In the material below, identify each line bearing the word "Channel". Reproduce those lines.

::: Data for this exercise

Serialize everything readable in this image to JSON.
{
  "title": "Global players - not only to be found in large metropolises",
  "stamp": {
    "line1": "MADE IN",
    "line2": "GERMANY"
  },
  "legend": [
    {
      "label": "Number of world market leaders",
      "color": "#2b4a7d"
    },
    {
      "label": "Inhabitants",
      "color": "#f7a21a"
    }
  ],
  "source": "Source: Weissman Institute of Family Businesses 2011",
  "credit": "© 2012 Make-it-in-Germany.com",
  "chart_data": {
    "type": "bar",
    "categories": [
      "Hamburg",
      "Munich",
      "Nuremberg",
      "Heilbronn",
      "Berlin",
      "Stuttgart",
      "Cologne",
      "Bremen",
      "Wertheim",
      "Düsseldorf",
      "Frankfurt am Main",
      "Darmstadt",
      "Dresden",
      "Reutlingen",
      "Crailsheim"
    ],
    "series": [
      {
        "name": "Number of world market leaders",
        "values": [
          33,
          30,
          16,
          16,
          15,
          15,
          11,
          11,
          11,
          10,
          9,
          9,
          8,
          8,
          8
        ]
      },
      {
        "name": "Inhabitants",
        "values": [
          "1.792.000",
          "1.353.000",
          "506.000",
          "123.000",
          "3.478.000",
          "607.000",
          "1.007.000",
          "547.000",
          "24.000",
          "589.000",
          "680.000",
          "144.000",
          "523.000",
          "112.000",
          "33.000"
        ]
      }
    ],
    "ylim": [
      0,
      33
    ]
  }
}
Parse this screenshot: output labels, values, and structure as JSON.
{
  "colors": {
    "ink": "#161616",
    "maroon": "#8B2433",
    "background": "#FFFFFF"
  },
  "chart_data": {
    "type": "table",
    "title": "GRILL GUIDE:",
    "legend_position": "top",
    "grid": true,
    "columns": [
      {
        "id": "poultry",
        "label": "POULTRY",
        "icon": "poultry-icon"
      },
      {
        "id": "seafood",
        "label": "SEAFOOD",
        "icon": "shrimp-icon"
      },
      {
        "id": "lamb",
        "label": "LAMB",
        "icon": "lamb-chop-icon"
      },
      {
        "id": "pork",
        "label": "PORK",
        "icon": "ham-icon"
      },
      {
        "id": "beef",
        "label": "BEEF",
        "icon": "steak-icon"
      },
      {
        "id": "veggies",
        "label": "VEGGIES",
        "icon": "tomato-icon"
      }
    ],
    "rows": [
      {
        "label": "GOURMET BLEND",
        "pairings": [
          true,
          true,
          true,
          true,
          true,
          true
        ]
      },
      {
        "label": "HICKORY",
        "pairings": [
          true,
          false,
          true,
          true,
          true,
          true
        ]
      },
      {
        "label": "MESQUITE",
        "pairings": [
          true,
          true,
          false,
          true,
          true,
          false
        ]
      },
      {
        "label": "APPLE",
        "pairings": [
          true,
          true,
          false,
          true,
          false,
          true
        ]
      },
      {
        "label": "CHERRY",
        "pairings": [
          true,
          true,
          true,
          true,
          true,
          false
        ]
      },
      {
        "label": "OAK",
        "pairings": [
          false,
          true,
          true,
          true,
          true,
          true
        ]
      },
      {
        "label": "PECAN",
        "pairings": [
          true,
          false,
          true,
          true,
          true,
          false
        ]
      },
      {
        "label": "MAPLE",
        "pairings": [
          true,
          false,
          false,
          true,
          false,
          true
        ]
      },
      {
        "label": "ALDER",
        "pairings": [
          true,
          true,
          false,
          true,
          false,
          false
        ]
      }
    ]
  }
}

::::::
::: Data for this exercise

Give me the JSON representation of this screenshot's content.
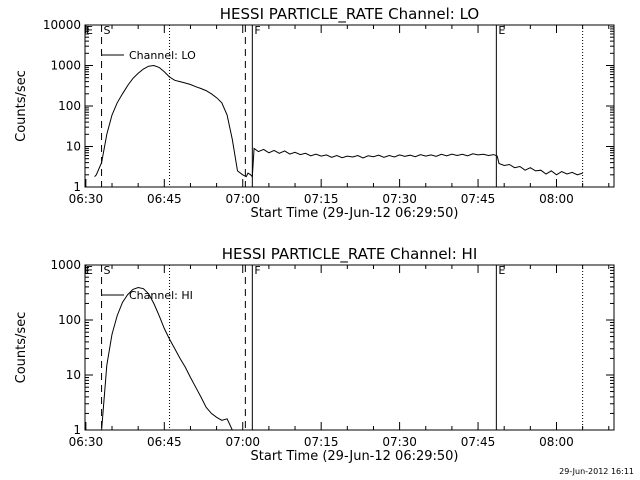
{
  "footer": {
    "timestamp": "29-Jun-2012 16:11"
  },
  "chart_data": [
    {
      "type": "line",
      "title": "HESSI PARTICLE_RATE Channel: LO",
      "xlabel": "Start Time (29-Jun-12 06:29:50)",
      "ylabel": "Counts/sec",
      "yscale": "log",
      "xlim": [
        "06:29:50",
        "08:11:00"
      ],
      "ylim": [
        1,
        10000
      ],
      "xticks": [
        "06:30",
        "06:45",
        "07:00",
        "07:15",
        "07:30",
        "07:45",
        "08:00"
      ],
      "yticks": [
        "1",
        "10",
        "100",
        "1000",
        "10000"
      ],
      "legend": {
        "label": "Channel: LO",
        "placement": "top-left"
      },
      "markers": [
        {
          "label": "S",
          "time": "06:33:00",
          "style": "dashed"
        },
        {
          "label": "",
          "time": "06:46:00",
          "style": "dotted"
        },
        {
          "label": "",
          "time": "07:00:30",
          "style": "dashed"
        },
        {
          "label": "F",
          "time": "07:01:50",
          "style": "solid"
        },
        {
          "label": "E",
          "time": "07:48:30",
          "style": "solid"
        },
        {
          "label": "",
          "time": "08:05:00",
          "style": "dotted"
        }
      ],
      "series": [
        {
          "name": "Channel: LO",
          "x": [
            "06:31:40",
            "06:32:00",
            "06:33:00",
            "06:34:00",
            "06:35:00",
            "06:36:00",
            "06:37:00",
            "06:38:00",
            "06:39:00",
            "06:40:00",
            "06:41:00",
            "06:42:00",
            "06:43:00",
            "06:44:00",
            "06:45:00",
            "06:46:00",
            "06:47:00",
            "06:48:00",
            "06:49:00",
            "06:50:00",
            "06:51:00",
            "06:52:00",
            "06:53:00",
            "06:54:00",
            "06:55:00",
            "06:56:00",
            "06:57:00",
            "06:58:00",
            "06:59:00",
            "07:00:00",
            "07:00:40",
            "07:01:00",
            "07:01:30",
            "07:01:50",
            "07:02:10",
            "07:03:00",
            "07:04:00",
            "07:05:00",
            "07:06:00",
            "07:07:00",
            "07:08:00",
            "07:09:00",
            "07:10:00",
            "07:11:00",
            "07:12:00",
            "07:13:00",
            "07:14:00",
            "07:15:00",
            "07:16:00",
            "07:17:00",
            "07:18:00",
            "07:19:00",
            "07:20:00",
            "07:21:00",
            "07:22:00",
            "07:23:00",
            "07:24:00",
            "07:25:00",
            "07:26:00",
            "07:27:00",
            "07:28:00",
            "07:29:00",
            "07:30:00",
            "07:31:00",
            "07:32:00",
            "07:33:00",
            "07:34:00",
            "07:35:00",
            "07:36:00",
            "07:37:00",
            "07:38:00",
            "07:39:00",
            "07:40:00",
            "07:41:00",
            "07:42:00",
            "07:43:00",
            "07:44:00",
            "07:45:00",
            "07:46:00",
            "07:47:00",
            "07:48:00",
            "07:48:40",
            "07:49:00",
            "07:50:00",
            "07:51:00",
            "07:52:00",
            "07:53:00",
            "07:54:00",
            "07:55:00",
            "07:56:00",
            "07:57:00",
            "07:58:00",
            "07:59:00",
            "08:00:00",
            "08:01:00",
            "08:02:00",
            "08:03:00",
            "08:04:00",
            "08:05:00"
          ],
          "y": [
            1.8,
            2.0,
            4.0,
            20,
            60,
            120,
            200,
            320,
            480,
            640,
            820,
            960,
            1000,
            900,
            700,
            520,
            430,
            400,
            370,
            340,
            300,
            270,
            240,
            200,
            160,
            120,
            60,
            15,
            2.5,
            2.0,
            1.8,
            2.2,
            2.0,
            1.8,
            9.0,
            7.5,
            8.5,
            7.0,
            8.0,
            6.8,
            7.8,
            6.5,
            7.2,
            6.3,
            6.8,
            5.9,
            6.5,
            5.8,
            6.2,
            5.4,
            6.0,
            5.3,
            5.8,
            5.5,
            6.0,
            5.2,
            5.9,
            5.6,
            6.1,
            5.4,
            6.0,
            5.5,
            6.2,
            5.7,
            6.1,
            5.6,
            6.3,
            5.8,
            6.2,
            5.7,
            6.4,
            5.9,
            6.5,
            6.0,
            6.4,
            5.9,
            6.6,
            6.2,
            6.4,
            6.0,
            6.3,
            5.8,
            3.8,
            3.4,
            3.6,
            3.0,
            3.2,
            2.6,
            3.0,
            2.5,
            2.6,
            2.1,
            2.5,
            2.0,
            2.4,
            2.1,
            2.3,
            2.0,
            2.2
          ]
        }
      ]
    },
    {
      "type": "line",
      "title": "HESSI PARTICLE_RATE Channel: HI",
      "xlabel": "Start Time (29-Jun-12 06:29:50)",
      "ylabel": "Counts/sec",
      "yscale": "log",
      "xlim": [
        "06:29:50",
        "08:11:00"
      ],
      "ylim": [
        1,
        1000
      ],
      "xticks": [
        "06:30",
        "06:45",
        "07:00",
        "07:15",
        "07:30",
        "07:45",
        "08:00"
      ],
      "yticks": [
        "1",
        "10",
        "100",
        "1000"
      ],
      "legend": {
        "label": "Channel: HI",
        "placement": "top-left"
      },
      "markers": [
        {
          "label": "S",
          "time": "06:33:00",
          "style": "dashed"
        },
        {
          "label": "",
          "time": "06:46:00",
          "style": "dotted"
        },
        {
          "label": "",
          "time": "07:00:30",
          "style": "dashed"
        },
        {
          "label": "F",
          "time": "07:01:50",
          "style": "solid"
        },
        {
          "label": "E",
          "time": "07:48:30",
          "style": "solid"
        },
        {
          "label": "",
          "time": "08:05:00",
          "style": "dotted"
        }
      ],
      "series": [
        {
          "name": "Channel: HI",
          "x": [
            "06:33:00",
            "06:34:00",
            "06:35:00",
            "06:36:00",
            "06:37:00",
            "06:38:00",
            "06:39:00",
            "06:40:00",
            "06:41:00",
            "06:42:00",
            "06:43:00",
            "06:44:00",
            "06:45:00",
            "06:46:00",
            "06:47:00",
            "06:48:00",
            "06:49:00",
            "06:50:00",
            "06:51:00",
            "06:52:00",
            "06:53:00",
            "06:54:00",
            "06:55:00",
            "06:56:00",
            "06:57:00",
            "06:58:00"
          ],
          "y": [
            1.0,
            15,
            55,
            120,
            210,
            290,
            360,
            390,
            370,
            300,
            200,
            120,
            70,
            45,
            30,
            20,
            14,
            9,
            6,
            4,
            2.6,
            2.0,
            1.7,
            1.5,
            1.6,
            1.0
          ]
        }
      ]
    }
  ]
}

::::::

= Task result =
      "title": "HESSI PARTICLE_RATE Channel: LO",
        "label": "Channel: LO",
          "name": "Channel: LO",
      "title": "HESSI PARTICLE_RATE Channel: HI",
        "label": "Channel: HI",
          "name": "Channel: HI",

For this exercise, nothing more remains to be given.